_INSTRUCTION:_
Among the lines below, how many carry the string "Prisons"? Reply with a number and nothing else.

_STORED DATA:_
§
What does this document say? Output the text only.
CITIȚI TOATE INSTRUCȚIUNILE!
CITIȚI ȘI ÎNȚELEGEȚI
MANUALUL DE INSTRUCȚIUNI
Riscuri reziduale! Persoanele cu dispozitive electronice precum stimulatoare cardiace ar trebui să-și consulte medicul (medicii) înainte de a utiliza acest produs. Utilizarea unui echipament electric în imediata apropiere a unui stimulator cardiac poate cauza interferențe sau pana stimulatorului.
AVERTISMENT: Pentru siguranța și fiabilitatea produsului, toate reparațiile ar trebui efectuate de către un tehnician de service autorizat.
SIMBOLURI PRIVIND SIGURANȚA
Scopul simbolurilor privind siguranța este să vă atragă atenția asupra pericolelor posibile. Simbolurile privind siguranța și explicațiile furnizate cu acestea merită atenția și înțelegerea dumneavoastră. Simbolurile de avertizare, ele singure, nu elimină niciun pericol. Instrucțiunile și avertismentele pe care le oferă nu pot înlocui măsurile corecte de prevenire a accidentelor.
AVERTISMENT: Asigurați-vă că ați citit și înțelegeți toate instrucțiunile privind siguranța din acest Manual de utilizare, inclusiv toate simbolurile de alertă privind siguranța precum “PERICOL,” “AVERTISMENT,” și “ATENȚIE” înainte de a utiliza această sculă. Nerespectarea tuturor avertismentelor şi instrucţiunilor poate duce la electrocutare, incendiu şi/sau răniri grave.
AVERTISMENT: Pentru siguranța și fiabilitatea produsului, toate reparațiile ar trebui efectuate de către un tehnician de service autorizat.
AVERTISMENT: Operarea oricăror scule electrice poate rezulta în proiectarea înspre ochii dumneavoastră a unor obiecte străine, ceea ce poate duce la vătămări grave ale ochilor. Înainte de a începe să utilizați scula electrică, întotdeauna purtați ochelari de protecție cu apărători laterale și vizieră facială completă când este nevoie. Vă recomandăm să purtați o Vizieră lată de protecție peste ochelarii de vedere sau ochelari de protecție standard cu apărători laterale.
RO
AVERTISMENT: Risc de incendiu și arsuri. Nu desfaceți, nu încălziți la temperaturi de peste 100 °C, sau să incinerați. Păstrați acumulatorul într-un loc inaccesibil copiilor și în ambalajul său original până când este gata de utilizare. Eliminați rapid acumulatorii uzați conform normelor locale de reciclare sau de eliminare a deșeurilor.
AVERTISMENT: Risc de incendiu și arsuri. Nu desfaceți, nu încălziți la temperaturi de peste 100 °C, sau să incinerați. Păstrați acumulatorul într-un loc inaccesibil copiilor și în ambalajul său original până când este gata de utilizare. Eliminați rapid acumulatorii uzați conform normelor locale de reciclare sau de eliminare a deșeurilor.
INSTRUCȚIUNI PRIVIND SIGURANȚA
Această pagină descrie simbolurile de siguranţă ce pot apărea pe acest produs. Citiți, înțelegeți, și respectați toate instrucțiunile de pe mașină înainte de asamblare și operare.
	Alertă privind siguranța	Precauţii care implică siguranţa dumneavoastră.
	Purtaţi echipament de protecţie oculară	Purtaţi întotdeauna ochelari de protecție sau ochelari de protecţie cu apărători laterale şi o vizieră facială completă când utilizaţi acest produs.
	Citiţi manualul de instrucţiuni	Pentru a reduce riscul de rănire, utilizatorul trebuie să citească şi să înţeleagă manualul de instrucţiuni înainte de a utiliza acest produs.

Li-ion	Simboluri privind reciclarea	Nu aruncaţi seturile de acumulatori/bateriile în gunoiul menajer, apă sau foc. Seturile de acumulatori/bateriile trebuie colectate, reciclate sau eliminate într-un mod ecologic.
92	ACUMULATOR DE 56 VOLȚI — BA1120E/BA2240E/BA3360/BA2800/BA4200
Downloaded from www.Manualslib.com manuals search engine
§
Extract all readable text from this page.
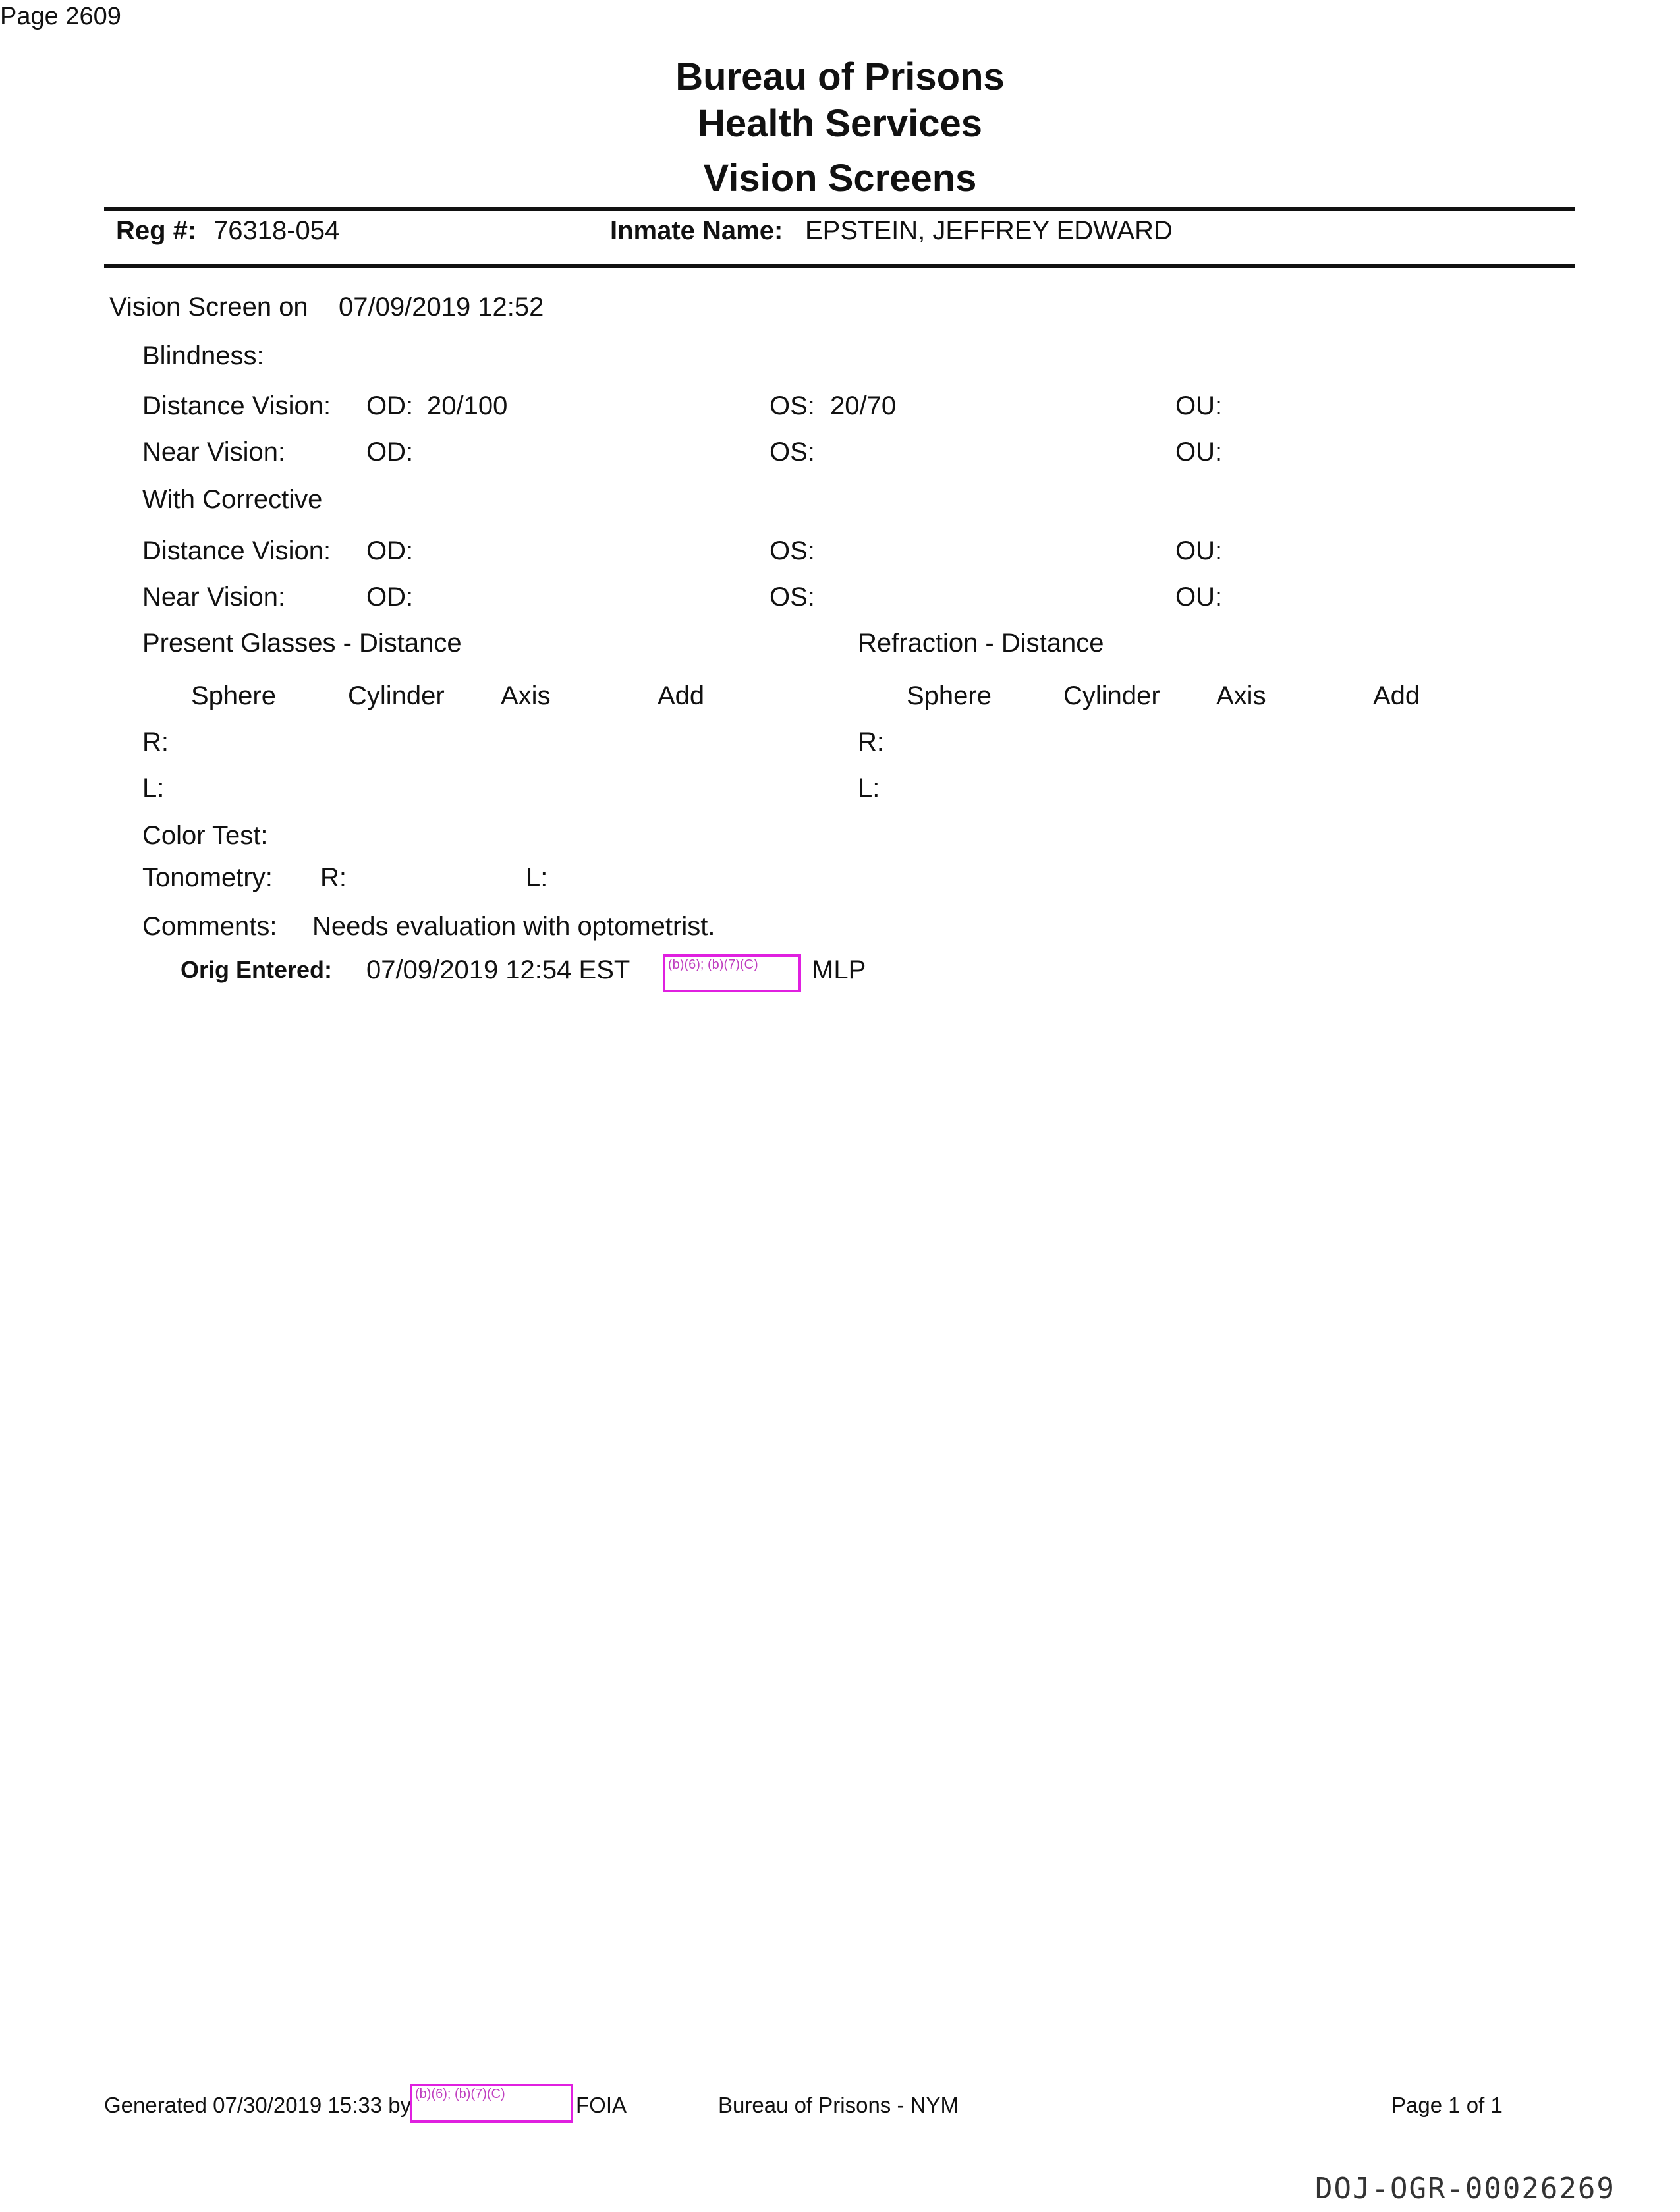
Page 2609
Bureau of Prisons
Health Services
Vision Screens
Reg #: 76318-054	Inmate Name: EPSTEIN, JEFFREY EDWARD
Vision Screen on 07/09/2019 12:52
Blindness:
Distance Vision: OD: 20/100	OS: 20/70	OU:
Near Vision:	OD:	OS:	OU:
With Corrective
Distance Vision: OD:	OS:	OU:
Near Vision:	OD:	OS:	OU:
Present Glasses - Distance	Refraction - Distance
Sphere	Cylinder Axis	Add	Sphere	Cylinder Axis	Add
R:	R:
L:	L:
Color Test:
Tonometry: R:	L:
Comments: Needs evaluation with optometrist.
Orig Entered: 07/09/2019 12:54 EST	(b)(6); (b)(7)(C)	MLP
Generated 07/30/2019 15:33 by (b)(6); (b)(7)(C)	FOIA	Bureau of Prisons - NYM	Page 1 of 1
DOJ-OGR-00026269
§
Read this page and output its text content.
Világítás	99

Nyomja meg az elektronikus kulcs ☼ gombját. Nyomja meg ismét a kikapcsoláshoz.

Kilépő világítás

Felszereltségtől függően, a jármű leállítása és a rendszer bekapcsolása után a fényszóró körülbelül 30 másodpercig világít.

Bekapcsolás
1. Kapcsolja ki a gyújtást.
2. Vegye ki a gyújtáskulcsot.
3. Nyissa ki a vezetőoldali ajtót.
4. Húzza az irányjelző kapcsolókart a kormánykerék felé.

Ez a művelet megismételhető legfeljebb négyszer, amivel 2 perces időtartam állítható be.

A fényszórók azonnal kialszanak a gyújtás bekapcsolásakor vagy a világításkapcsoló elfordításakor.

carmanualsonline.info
§
_FULL ANSWER:_
2